> GIVEN REQUEST
Count every line in the entries that contains "nostro". Report that count alone.

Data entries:
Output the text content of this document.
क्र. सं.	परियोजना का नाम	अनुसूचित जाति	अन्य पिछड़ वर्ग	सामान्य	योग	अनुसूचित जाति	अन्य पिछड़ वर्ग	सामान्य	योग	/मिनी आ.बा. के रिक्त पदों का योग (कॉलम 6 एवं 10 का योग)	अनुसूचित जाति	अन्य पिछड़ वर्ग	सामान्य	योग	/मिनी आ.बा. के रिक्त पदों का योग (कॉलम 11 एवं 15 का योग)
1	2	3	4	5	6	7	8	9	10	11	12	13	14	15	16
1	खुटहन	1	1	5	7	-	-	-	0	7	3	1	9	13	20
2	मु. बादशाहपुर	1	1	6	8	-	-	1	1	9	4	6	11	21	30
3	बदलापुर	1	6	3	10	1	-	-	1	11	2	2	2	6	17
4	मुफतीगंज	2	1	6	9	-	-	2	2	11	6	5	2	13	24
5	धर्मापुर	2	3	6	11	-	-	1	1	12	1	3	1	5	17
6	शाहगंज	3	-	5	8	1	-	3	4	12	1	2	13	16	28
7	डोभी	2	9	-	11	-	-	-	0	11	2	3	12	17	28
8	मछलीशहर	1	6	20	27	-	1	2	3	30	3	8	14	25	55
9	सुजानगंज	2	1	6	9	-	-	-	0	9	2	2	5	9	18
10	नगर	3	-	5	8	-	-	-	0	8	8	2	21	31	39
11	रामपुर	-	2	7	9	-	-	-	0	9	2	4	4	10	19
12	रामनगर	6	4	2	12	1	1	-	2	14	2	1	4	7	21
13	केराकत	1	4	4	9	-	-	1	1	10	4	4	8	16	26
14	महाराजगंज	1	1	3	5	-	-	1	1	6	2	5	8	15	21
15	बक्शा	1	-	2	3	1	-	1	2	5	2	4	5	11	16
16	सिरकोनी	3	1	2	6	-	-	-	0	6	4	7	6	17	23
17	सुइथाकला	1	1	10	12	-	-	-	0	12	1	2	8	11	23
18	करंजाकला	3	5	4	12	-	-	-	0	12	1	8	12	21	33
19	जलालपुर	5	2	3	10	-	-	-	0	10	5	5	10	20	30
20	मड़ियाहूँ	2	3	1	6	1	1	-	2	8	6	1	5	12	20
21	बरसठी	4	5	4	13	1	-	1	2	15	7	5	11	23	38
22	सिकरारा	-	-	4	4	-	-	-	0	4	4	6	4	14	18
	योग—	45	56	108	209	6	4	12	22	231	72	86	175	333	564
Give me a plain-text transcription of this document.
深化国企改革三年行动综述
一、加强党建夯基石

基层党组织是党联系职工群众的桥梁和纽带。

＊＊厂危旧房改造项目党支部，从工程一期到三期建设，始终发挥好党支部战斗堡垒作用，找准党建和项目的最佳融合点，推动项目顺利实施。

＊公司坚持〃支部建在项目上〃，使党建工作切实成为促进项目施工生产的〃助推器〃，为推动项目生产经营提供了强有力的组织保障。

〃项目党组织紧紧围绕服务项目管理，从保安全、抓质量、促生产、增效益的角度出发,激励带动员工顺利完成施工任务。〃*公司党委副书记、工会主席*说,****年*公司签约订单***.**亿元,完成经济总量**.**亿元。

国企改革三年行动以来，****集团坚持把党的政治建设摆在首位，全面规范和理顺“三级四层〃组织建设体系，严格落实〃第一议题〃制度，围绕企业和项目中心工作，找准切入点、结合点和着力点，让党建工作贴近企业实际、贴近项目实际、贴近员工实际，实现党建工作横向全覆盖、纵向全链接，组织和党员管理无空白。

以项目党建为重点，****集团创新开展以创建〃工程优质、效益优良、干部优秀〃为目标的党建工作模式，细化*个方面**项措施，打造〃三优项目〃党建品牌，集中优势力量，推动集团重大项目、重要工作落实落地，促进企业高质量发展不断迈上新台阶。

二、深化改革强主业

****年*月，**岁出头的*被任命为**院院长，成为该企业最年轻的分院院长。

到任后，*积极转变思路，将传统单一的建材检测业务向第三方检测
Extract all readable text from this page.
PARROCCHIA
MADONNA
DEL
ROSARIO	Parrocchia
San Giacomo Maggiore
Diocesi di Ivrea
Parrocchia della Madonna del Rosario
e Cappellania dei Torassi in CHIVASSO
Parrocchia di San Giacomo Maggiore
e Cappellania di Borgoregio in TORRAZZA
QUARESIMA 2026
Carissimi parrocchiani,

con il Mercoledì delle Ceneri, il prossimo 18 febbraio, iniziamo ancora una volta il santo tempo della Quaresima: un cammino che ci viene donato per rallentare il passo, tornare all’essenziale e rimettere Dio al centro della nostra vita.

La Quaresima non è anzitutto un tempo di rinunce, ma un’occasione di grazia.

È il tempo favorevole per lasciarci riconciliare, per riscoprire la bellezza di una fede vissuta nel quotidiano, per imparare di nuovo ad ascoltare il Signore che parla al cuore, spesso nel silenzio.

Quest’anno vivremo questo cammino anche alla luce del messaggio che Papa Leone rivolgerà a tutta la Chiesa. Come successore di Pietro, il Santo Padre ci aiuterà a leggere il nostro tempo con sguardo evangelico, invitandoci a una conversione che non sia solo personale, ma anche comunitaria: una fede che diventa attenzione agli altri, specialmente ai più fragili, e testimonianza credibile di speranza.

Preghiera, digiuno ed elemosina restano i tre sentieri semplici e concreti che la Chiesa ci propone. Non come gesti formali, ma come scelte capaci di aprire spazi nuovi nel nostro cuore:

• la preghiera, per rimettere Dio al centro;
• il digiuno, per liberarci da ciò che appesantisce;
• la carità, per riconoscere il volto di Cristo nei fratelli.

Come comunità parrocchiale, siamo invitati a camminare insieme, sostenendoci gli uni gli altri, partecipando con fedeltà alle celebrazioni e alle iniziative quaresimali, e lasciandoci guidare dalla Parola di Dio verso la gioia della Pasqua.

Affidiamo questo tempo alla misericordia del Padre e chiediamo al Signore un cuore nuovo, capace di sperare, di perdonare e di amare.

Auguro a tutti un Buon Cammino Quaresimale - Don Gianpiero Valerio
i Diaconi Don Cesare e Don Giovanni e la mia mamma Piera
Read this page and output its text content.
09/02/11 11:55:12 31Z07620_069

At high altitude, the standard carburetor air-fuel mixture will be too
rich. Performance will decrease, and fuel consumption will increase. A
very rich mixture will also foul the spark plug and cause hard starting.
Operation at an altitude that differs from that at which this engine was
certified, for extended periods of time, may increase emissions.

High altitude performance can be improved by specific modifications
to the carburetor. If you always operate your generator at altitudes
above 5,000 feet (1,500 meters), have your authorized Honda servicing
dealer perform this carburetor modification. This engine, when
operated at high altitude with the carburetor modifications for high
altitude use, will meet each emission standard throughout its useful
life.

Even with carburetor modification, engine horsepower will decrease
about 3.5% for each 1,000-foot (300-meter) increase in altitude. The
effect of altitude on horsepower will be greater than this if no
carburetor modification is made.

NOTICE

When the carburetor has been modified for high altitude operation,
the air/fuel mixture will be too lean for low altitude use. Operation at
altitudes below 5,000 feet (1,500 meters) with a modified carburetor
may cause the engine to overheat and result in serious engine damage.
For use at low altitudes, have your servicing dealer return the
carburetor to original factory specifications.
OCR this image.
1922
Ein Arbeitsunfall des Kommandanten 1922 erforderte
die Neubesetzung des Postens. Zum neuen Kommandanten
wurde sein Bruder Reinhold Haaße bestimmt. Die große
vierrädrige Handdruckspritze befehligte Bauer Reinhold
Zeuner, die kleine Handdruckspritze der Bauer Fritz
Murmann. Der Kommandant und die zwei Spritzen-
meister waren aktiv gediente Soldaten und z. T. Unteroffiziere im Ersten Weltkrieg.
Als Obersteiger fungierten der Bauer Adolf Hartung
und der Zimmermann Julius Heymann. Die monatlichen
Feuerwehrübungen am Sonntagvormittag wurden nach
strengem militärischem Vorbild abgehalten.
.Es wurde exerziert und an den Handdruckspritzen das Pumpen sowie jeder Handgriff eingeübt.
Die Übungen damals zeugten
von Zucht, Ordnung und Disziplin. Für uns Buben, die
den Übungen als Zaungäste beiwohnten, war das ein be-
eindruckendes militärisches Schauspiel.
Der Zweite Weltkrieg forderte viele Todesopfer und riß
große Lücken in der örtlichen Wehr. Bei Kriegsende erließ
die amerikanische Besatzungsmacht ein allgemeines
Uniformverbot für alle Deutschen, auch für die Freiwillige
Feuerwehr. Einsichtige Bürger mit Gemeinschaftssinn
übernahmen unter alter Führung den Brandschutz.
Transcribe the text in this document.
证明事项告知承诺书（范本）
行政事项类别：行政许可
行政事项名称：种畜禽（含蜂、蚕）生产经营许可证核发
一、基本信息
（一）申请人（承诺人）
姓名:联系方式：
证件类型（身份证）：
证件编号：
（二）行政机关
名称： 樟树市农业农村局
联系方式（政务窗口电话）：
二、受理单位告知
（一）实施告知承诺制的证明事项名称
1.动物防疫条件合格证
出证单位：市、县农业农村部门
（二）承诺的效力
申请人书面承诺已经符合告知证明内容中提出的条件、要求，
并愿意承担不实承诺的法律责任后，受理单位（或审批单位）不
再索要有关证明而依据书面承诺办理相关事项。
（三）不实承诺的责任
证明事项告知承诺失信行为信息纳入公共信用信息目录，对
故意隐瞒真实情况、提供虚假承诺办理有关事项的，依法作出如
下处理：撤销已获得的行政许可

> EXERCISE RESULT
2